• **Aim**: Filter the entries and keep only the lines where the string "maintained" appears.

______________________________

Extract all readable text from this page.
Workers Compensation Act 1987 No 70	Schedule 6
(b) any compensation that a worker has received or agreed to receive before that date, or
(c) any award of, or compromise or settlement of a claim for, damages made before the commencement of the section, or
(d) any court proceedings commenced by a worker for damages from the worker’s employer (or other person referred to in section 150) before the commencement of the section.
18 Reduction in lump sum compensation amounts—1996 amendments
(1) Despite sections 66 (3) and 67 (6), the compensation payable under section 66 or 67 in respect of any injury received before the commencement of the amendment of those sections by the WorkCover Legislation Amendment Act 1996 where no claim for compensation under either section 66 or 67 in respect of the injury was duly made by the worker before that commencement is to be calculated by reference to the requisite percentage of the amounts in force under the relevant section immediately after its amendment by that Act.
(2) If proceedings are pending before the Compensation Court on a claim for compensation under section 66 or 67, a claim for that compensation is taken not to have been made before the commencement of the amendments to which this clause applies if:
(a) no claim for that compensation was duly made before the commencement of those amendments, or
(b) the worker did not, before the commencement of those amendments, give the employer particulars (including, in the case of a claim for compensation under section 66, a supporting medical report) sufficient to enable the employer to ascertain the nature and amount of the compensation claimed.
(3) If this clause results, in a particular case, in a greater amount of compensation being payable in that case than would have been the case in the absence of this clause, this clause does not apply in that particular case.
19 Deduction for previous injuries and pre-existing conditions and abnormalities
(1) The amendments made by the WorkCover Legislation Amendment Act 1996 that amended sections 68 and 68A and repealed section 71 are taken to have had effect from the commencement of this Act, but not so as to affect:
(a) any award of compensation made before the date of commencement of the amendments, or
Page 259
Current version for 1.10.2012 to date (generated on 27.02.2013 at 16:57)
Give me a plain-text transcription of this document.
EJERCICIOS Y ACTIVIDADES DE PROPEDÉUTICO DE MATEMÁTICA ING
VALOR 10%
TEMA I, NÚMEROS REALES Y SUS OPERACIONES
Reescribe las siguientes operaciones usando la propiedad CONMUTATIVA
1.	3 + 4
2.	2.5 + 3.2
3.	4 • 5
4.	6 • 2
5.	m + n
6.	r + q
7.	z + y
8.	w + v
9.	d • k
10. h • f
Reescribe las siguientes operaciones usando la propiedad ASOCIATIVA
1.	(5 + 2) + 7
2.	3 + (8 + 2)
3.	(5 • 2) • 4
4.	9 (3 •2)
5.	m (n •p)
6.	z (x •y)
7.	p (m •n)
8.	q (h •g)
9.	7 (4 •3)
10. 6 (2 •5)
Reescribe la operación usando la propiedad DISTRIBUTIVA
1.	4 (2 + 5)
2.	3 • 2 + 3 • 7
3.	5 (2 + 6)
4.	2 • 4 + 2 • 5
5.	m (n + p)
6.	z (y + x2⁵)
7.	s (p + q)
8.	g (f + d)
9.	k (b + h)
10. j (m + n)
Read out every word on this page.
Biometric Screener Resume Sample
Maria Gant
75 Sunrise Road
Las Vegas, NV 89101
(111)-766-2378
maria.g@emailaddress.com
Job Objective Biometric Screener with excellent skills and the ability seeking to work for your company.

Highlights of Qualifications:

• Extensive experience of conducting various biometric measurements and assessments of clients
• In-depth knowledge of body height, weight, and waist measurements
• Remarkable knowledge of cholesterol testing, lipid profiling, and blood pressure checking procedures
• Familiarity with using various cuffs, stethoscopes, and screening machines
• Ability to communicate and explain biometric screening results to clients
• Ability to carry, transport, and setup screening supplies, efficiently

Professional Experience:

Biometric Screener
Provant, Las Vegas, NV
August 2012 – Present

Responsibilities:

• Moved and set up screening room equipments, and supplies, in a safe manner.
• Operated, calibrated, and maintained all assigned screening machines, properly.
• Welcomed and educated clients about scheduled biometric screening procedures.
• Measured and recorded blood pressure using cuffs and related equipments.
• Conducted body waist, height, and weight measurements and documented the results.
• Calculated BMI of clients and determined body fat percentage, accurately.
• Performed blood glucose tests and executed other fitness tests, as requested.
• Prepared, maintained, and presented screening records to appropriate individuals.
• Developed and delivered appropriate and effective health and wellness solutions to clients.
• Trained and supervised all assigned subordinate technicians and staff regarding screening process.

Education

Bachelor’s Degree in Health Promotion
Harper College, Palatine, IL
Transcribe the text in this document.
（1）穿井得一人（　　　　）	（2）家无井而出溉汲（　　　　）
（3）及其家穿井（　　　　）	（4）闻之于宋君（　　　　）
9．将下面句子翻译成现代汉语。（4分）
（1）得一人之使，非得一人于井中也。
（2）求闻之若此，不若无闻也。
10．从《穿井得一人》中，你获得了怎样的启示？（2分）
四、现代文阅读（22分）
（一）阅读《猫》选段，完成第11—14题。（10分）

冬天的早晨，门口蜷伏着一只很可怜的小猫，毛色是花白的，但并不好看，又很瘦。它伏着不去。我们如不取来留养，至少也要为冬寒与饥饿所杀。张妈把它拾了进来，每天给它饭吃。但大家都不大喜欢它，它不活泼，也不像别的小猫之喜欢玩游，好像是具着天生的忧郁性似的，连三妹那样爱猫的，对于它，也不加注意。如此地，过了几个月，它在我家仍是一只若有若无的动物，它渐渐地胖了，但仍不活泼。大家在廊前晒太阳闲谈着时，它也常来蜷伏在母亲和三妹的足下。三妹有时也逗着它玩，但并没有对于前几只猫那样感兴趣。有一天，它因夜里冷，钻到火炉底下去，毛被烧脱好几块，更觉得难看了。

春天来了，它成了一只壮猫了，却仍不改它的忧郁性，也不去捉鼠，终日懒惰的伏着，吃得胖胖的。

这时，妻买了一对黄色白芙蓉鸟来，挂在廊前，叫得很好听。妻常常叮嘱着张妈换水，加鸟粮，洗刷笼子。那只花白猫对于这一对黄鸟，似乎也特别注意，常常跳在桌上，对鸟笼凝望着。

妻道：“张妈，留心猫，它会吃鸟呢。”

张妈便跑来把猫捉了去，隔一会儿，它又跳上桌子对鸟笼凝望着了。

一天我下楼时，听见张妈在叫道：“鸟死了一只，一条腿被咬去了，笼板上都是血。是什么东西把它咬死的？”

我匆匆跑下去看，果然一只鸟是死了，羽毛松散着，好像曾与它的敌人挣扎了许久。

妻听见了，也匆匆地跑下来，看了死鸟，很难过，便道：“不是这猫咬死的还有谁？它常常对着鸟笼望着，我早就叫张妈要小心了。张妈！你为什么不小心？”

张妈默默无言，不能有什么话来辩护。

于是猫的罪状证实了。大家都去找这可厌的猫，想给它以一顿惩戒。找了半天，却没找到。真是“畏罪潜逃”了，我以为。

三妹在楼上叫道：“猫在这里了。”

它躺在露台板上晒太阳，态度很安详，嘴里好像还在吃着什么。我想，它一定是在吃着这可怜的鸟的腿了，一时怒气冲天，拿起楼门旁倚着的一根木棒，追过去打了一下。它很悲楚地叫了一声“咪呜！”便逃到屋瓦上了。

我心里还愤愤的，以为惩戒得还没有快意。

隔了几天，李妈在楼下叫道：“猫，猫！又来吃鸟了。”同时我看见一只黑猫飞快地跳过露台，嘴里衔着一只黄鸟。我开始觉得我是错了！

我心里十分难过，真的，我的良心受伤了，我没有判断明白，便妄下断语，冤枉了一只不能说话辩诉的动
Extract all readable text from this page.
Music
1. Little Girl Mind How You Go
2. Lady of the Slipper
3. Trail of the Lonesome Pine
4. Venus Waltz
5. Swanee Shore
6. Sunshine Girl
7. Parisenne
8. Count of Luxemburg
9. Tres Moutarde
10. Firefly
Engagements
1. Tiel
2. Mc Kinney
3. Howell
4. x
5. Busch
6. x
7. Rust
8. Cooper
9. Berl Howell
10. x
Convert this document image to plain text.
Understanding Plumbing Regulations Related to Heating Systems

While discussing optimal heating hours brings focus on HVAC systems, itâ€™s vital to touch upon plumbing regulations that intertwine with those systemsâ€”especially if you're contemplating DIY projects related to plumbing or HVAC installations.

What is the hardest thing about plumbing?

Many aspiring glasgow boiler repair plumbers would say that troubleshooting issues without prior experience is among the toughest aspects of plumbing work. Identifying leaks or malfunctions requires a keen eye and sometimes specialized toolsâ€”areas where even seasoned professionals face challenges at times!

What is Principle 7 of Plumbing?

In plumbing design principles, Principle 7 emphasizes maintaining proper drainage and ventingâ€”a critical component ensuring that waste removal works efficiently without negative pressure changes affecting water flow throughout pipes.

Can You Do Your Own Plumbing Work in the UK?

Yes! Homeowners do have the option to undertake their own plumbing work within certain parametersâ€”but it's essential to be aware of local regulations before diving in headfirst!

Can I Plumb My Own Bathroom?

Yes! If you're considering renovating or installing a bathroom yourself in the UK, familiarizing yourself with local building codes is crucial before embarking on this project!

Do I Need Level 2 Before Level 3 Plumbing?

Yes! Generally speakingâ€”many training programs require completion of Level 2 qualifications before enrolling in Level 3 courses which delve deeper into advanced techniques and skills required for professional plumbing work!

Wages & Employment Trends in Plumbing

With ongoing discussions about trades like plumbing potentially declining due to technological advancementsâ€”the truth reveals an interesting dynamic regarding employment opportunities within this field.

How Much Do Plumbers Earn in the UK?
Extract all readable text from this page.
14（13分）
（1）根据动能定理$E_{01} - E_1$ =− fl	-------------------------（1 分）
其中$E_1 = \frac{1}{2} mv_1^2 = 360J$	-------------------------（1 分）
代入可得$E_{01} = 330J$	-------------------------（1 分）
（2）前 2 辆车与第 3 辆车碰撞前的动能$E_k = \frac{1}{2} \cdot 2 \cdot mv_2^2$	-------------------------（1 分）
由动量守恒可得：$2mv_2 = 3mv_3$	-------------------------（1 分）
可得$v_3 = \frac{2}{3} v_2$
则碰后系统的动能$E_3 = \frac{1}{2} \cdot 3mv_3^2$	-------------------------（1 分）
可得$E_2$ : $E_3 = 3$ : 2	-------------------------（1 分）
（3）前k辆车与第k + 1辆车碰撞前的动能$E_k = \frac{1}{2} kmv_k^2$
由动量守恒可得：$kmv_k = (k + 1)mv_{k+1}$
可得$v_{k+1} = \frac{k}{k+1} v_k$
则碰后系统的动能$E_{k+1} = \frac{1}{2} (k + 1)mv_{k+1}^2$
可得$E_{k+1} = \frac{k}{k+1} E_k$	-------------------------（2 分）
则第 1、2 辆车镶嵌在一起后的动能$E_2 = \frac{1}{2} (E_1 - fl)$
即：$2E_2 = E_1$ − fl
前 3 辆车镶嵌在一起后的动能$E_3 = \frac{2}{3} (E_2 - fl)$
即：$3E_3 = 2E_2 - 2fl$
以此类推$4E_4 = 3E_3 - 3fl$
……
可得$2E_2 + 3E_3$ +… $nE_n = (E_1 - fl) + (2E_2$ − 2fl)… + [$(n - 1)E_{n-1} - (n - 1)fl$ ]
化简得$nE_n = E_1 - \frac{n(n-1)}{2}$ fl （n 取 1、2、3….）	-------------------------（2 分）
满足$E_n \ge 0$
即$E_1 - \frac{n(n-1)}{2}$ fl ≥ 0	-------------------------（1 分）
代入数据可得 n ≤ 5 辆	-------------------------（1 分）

______________________________

• **Answer to this exercise**:
• Operated, calibrated, and maintained all assigned screening machines, properly.
• Prepared, maintained, and presented screening records to appropriate individuals.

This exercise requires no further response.